▶ Document segment
Blue Point Capital Partners is in talks to acquire Woodland, Calif.-based WDC Exploration & Wells, according to LBO Wire. No financial terms were disclosed.

Welsh Carson Anderson & Stowe is in talks to acquire Lafayette, La.-based Venture Transport Logistics LLC, according to LBO Wire. No financial terms were disclosed. VTL provides trucking services along the Gulf Coast.

PE-Backed IPOs

ImaRx Therapeutics Inc., a Tucson, Ariz.-based drug company using nanotech therapies for stroke and cancer, raised $15 million via its IPO. The company priced 3 million common shares at $5 per share (down from original $6.50-$7.50 range), which gives it an initial market cap of approximately $50 million. ImaRx will trade on the Nasdaq under ticker symbol IMRX, while Maxim Group served as lead underwriter. Edison Moore Healthcare Ventures held a 4.8% pre-IPO ownership position. ImaRx had filed for a $75 million IPO last year, but later withdrew it due to “unfavorable market conditions.”

Voltaire Ltd., an Israeli developer of interconnect solutions for grid computing, raised $46 million via its IPO. The company priced 5.77 million common shares at $9 per share ($12-$14 range), which gave it an initial market cap of approximately $184 million. It will trade on the Nasdaq under ticker symbol VOLT, while J.P. Morgan and Merrill Lynch served as co-lead underwriters. Voltaire raised around $67 million in VC funding, from firms like Baker Capital, Challenge Fund – Etgar, Concord Ventures, Pitango Venture Capital, QTV Capital, Tamir Fishman Ventures and Vertex Management.

PE Exits

Merck & Co. (NYSE: MRK) has agreed to acquire NovaCardia Inc., a San Diego-based drug company focused on cardiovascular disease. The deal is valued at approximately $350 million in Merck stock, plus the value of NovaCardia’s cash on hand at the time of closing. NovaCardia had been in registration for an $86.25 million IPO, but now is expected to withdraw the filing. It has raised around $88 million in VC funding since its 2001 formation, with its most recent post-money valuation coming in just shy of $100 million. Shareholders include Domain Associates (24.9% stake), Forward Ventures (15.6%), InterWest Partners (10.4%), Skyline Venture Partners (15.3%), Versant Ventures (13.6%) and Montreaux Equity Partners (12.5%).

▶ To do
• a. In the deal news excerpt, what price per share did Voltaire Ltd. set for its IPO?
• b. Condense the paragraph of the deal news excerpt that begins "ImaRx Therapeutics Inc., a Tucson" into a bulleted list that keeps its main facts.
• c. From the deal news excerpt, output the part that opens with the words containing "Voltaire Ltd., an" and closes with "and Vertex Management.".

[Records from a collection]
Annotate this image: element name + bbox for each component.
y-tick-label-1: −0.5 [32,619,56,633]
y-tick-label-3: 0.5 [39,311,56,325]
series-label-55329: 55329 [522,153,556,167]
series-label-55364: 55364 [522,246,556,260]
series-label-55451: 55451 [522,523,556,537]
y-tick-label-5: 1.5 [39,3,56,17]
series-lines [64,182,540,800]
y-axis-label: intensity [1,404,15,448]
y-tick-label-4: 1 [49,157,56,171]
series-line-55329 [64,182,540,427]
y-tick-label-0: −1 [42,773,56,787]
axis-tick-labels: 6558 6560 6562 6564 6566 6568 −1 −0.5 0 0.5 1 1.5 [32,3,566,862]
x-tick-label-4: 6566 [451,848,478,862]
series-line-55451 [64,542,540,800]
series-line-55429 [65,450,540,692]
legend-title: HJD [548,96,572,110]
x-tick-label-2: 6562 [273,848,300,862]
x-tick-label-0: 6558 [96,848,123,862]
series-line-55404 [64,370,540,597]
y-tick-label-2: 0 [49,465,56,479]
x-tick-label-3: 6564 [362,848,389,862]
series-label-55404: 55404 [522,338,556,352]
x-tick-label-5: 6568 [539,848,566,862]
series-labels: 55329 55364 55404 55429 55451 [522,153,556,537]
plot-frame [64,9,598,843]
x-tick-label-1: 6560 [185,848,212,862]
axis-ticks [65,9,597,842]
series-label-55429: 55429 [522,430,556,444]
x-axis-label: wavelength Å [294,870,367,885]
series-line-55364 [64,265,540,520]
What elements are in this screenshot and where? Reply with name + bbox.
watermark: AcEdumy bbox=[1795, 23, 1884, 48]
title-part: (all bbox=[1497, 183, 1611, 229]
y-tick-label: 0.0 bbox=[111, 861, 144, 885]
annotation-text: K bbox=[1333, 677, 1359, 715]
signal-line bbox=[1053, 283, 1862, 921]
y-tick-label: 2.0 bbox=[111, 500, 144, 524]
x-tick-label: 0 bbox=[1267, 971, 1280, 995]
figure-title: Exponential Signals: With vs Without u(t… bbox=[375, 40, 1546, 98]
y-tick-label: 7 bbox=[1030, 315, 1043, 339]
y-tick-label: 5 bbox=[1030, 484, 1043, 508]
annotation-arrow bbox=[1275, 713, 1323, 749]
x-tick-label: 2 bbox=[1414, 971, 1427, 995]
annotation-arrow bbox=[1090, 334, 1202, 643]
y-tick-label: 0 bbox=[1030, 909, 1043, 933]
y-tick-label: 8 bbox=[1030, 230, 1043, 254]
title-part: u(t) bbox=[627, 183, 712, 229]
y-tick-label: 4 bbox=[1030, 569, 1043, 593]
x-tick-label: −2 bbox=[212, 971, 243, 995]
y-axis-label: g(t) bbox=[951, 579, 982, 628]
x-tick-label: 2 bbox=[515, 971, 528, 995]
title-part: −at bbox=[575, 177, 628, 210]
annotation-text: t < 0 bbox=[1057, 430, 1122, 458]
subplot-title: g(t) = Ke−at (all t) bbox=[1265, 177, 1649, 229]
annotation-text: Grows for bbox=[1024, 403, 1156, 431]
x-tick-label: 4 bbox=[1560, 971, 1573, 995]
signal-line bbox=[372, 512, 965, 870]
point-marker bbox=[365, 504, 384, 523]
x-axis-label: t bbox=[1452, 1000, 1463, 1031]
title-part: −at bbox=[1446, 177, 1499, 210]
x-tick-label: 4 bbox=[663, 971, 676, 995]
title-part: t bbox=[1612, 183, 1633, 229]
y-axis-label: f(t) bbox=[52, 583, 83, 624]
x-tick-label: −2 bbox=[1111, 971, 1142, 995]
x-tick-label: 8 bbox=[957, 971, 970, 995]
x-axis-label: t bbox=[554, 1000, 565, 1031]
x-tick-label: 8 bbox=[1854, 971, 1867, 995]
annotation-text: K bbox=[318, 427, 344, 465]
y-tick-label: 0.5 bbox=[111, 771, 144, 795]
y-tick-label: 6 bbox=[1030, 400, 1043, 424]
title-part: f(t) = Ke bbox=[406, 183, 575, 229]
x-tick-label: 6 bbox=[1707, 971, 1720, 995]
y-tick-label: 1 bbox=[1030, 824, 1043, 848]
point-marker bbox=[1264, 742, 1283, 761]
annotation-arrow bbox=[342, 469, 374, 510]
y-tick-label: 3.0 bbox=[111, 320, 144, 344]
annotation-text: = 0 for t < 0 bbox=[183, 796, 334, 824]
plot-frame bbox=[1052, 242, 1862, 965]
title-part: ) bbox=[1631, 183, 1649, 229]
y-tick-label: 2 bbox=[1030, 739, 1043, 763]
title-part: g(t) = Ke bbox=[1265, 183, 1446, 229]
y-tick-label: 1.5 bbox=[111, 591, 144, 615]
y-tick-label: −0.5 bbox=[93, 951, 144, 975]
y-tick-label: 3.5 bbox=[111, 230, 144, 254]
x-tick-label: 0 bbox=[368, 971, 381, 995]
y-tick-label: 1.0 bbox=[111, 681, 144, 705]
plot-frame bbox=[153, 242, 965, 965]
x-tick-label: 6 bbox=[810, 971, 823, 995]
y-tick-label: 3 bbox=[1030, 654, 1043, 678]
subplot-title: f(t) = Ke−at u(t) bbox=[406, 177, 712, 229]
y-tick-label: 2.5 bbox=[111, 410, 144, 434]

▶ Solved problems
• a. $9 per share.

• b.
- ImaRx Therapeutics Inc. is a Tucson, Ariz.-based drug company using nanotech therapies for stroke and cancer.
- It raised $15 million in its IPO by pricing 3 million common shares at $5 each, below the original $6.50–$7.50 range.
- Its initial market cap is about $50 million.
- It will trade on the Nasdaq as IMRX, with Maxim Group as lead underwriter.
- Edison Moore Healthcare Ventures held a 4.8% pre-IPO stake.
- ImaRx had filed for a $75 million IPO last year but withdrew it, citing "unfavorable market conditions."

• c.
Voltaire Ltd., an Israeli developer of interconnect solutions for grid computing, raised $46 million via its IPO. The company priced 5.77 million common shares at $9 per share ($12-$14 range), which gave it an initial market cap of approximately $184 million. It will trade on the Nasdaq under ticker symbol VOLT, while J.P. Morgan and Merrill Lynch served as co-lead underwriters. Voltaire raised around $67 million in VC funding, from firms like Baker Capital, Challenge Fund – Etgar, Concord Ventures, Pitango Venture Capital, QTV Capital, Tamir Fishman Ventures and Vertex Management.